** Start Stored records **
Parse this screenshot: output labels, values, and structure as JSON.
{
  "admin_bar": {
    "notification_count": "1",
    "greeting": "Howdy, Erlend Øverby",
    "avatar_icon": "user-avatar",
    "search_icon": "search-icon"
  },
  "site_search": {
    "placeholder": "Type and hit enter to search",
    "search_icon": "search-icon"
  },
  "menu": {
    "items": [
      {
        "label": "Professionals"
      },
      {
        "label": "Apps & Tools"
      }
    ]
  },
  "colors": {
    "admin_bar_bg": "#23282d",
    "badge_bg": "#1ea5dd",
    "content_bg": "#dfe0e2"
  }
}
** End Stored records **
Brief: Return every record, word for word.

Complete response:
Parse this screenshot: output labels, values, and structure as JSON.
{
  "admin_bar": {
    "notification_count": "1",
    "greeting": "Howdy, Erlend Øverby",
    "avatar_icon": "user-avatar",
    "search_icon": "search-icon"
  },
  "site_search": {
    "placeholder": "Type and hit enter to search",
    "search_icon": "search-icon"
  },
  "menu": {
    "items": [
      {
        "label": "Professionals"
      },
      {
        "label": "Apps & Tools"
      }
    ]
  },
  "colors": {
    "admin_bar_bg": "#23282d",
    "badge_bg": "#1ea5dd",
    "content_bg": "#dfe0e2"
  }
}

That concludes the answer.